Start Source material

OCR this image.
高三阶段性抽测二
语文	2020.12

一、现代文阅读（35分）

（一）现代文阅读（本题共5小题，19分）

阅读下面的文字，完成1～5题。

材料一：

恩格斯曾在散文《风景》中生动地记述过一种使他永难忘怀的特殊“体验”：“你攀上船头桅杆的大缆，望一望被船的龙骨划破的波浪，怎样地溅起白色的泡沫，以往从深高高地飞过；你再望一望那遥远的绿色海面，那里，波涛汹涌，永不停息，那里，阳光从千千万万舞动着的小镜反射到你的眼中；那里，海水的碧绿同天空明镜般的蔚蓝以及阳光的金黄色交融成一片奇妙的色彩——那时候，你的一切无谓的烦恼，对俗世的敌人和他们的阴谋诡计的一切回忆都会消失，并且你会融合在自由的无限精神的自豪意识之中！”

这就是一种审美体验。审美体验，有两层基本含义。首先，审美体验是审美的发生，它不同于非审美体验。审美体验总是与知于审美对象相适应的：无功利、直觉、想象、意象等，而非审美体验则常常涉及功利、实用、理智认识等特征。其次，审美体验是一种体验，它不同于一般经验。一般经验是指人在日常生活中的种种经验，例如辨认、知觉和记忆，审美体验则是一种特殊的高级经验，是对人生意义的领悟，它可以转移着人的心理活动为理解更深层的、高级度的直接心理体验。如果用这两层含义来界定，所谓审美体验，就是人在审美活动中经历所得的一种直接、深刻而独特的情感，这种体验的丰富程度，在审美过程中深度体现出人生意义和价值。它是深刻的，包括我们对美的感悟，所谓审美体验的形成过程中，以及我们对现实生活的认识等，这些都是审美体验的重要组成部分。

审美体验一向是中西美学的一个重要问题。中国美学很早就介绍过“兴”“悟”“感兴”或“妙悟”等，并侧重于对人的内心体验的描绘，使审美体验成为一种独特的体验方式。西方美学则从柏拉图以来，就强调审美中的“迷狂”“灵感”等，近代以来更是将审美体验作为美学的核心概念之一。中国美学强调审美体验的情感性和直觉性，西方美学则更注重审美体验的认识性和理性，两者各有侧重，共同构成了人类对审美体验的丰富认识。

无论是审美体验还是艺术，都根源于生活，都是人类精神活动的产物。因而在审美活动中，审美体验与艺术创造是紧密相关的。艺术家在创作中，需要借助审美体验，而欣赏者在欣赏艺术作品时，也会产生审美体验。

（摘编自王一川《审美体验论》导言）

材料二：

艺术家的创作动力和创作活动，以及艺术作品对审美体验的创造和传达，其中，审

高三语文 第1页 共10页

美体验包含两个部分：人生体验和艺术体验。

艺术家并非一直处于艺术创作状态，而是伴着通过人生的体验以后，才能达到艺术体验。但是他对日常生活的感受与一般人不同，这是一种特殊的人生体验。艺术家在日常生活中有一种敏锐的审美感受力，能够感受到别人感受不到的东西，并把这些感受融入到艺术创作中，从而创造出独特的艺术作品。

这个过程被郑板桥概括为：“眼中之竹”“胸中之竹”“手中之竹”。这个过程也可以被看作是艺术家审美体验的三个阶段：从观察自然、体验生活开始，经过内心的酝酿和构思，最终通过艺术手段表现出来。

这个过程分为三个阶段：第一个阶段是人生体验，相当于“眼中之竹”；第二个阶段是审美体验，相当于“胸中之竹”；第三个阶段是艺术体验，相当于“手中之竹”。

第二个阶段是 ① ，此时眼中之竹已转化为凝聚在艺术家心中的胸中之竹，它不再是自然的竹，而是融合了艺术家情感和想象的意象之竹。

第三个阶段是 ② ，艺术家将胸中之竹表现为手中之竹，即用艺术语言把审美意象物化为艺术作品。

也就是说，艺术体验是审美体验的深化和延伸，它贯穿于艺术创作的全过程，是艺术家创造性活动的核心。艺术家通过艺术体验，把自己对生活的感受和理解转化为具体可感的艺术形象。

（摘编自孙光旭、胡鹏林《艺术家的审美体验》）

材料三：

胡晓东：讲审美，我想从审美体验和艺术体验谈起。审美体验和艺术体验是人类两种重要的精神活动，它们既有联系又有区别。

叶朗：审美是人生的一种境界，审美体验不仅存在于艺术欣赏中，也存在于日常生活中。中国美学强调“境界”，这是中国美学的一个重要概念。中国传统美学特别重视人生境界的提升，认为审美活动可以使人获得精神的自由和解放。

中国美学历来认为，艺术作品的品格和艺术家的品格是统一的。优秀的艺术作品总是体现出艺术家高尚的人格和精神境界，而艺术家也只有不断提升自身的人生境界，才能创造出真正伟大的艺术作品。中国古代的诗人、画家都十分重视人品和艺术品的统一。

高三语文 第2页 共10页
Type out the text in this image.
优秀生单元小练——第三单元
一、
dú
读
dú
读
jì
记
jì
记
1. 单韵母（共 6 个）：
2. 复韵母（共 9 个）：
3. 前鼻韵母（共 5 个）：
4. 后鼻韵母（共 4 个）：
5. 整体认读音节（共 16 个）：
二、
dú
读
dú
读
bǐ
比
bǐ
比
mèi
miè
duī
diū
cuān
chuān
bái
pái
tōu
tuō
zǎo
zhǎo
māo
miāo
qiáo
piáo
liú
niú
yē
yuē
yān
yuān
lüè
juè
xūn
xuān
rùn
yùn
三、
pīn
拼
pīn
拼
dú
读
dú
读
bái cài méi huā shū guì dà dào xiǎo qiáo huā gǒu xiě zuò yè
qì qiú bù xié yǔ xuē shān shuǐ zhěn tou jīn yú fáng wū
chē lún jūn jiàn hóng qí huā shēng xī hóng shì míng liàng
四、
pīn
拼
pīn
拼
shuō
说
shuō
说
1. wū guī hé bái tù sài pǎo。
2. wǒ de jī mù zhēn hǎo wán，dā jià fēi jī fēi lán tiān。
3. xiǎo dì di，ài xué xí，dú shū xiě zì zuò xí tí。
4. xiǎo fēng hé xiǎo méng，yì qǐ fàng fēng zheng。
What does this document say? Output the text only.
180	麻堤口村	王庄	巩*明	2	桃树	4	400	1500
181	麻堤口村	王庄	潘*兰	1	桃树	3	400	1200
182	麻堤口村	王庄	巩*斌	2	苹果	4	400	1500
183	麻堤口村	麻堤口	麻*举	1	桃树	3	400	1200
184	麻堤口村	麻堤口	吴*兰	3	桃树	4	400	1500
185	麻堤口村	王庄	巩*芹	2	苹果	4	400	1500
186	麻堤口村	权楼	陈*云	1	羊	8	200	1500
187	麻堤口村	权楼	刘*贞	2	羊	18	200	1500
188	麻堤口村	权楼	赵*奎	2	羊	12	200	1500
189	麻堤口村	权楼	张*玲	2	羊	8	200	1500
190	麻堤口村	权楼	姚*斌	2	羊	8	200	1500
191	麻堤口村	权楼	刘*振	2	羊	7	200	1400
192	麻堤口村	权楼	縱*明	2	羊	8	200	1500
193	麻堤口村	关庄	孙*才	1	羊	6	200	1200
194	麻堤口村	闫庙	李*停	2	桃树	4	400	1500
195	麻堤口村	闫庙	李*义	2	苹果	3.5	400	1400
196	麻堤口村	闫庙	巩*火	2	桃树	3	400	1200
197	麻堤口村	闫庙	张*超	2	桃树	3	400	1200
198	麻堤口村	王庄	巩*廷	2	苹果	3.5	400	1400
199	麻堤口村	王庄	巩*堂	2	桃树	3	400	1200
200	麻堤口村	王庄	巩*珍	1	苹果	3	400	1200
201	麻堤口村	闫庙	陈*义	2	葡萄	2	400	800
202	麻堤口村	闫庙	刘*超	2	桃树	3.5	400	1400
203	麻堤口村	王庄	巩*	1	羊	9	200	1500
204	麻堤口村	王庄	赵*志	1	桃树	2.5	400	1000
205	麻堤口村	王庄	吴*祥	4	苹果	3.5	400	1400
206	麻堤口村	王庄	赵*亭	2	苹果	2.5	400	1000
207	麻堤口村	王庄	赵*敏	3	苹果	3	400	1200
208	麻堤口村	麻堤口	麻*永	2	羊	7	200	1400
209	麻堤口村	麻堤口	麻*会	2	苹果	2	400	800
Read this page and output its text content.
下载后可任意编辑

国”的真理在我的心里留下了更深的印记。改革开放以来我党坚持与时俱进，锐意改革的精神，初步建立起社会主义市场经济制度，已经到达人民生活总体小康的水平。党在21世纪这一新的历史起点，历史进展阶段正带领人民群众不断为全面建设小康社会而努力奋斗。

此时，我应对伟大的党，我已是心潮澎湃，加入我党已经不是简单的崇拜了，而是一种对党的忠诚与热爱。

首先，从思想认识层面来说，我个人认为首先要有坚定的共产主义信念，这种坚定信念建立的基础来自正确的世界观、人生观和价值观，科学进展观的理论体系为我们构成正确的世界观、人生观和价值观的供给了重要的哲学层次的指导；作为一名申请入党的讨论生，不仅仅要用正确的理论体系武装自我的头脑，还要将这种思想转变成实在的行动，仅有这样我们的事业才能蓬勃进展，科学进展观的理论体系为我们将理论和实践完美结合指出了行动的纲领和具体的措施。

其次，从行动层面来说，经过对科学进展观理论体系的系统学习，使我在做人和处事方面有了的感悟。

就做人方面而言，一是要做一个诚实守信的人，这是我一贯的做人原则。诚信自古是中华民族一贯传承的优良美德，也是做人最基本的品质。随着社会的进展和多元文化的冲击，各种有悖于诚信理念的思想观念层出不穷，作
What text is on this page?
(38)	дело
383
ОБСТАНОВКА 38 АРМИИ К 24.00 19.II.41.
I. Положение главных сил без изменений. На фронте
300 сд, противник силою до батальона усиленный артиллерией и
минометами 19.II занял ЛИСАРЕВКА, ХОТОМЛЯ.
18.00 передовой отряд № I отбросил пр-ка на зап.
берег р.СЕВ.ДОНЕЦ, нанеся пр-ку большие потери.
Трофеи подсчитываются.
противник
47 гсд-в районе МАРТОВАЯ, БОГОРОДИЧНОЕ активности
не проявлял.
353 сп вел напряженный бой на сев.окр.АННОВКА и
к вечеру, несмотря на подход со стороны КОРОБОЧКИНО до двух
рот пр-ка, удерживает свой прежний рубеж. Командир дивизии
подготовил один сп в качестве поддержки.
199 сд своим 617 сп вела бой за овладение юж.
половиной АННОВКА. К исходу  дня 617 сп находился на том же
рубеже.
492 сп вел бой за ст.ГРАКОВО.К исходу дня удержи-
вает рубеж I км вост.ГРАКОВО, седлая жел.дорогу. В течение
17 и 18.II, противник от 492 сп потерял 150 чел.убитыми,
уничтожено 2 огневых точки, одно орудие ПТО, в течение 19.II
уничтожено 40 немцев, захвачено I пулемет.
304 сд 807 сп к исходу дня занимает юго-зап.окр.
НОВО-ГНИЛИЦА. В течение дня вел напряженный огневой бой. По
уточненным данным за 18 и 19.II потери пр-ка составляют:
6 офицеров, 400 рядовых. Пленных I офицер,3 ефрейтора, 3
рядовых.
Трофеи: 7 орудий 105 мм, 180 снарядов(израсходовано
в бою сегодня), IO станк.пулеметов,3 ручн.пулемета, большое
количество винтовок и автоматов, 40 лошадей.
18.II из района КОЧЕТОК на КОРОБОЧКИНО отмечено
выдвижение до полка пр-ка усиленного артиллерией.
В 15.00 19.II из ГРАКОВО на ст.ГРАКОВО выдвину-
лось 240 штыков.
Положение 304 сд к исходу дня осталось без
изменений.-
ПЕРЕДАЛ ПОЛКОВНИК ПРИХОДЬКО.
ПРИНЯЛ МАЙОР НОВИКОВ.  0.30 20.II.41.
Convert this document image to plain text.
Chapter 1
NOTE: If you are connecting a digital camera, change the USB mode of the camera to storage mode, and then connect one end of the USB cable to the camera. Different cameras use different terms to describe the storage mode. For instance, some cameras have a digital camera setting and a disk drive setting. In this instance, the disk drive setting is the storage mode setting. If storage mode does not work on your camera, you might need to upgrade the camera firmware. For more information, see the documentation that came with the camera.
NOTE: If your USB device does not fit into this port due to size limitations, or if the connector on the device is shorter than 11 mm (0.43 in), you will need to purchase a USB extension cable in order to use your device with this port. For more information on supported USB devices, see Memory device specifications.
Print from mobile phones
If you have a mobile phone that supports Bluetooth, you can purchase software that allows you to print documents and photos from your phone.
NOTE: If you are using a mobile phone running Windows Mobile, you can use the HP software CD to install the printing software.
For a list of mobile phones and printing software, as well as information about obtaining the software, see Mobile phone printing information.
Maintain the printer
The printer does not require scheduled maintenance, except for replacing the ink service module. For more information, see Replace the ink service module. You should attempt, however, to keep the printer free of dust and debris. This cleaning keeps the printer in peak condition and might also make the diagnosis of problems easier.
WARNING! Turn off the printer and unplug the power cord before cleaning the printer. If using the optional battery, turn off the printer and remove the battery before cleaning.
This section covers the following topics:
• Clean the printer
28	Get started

End Source material

**Work required:**
Produce an exact copy of the lines from the one containing "Convert this document image to plain text." through the last line, and of nothing else.

**Solution for this problem:**
Convert this document image to plain text.
Chapter 1
NOTE: If you are connecting a digital camera, change the USB mode of the camera to storage mode, and then connect one end of the USB cable to the camera. Different cameras use different terms to describe the storage mode. For instance, some cameras have a digital camera setting and a disk drive setting. In this instance, the disk drive setting is the storage mode setting. If storage mode does not work on your camera, you might need to upgrade the camera firmware. For more information, see the documentation that came with the camera.
NOTE: If your USB device does not fit into this port due to size limitations, or if the connector on the device is shorter than 11 mm (0.43 in), you will need to purchase a USB extension cable in order to use your device with this port. For more information on supported USB devices, see Memory device specifications.
Print from mobile phones
If you have a mobile phone that supports Bluetooth, you can purchase software that allows you to print documents and photos from your phone.
NOTE: If you are using a mobile phone running Windows Mobile, you can use the HP software CD to install the printing software.
For a list of mobile phones and printing software, as well as information about obtaining the software, see Mobile phone printing information.
Maintain the printer
The printer does not require scheduled maintenance, except for replacing the ink service module. For more information, see Replace the ink service module. You should attempt, however, to keep the printer free of dust and debris. This cleaning keeps the printer in peak condition and might also make the diagnosis of problems easier.
WARNING! Turn off the printer and unplug the power cord before cleaning the printer. If using the optional battery, turn off the printer and remove the battery before cleaning.
This section covers the following topics:
• Clean the printer
28	Get started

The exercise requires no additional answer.